Work to do:
Identify and reproduce every line holding the string "annotation".

*****

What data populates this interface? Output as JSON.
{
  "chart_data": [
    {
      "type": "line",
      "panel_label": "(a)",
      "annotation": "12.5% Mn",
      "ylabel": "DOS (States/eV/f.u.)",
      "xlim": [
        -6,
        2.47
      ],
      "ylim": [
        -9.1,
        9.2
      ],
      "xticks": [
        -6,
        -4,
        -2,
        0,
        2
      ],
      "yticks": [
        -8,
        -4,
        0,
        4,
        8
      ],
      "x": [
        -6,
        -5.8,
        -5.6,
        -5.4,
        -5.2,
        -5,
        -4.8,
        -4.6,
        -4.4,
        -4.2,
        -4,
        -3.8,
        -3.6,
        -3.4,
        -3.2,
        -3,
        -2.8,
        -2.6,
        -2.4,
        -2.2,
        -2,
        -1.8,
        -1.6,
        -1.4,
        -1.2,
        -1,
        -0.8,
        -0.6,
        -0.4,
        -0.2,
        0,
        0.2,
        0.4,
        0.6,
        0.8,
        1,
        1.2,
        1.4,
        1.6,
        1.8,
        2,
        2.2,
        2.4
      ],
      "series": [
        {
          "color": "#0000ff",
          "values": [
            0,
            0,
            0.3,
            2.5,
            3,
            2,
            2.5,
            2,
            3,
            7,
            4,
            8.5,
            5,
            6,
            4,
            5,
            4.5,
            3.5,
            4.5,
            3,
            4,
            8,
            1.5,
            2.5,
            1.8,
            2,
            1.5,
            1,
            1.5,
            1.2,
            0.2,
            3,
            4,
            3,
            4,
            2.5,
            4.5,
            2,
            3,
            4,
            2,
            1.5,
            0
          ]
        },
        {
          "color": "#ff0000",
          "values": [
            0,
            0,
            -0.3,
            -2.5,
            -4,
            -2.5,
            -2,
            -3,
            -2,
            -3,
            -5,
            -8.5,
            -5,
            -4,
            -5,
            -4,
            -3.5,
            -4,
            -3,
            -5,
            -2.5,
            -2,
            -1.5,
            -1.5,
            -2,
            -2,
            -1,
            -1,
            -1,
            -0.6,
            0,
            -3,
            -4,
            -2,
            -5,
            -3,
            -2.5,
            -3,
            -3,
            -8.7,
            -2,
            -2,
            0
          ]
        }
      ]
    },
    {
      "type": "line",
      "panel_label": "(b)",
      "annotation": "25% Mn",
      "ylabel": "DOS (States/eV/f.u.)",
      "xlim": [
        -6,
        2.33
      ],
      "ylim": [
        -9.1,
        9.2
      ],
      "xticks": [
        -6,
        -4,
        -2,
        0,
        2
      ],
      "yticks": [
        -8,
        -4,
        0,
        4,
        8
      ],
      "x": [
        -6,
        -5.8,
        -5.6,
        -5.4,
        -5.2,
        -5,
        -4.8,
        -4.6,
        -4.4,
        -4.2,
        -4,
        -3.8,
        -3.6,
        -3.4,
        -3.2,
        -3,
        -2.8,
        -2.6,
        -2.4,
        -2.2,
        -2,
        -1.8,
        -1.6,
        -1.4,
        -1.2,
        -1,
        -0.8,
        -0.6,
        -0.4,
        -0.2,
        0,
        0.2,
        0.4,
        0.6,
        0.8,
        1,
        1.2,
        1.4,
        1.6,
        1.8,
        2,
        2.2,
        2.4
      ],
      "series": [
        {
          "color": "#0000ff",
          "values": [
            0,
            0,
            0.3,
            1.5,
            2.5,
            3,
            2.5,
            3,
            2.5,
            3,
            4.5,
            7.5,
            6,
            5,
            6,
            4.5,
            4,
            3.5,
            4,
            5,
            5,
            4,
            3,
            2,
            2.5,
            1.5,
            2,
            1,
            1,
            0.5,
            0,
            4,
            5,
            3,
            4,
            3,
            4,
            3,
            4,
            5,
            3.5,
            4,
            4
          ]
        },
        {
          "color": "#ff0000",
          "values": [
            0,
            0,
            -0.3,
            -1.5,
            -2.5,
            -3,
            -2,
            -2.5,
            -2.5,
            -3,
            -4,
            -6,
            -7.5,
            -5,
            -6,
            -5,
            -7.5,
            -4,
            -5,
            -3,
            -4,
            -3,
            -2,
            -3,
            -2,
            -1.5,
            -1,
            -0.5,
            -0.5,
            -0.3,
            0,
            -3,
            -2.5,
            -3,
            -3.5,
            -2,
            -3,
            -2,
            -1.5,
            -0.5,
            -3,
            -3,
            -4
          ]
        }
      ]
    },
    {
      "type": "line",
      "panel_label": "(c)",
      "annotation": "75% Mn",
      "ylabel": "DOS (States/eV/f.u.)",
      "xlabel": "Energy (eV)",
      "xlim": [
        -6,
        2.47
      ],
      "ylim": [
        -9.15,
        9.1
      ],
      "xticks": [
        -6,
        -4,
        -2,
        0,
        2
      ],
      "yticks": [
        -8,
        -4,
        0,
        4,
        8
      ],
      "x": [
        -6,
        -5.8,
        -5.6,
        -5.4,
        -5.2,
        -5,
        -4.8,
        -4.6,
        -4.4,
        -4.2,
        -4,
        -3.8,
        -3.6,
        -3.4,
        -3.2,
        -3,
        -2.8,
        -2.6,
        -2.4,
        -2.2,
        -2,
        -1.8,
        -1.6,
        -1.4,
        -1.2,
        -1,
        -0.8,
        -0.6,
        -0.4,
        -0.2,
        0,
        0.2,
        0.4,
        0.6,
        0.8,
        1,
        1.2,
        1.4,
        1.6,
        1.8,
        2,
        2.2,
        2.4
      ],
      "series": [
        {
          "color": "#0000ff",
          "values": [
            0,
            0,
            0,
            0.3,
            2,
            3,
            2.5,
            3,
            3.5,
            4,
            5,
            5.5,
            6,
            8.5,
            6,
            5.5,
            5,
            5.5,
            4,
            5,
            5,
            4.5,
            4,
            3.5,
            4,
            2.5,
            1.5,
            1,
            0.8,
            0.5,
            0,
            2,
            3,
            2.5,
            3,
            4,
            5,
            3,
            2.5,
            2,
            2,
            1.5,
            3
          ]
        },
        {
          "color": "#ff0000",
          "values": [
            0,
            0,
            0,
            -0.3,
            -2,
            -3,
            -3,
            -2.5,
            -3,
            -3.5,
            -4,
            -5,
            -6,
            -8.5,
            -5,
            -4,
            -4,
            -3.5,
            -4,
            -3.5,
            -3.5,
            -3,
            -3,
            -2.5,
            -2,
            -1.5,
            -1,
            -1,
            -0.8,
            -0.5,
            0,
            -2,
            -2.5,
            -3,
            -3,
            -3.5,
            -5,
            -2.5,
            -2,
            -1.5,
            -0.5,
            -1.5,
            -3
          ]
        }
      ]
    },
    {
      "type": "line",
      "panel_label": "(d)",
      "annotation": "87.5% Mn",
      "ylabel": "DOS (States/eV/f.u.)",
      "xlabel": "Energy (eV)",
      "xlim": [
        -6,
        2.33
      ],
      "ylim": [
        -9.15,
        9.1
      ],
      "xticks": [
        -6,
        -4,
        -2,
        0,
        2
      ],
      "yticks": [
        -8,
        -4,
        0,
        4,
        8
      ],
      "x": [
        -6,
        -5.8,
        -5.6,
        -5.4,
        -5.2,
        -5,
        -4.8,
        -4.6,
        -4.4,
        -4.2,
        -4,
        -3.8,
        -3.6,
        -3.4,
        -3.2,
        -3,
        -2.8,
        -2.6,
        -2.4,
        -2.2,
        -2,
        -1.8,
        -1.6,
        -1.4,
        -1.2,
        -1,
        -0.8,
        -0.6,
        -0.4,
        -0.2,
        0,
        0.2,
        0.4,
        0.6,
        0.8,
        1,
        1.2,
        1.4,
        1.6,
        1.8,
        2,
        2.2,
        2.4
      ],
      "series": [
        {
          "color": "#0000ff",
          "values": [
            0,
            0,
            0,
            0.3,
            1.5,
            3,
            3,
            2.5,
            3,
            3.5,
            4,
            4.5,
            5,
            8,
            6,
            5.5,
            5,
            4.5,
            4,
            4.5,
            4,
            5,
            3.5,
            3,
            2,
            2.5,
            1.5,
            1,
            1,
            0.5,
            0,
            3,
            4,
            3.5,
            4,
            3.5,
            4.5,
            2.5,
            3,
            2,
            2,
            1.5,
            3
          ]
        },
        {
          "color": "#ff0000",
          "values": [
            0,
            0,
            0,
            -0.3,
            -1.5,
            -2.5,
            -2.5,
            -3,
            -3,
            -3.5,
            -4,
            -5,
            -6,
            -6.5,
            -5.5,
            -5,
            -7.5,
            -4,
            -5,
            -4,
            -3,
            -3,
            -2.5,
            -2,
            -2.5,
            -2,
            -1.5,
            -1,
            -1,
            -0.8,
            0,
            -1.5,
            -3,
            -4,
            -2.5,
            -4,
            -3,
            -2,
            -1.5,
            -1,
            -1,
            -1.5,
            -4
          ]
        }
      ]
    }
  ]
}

*****

Response for this exercise:
      "annotation": "12.5% Mn",
      "annotation": "25% Mn",
      "annotation": "75% Mn",
      "annotation": "87.5% Mn",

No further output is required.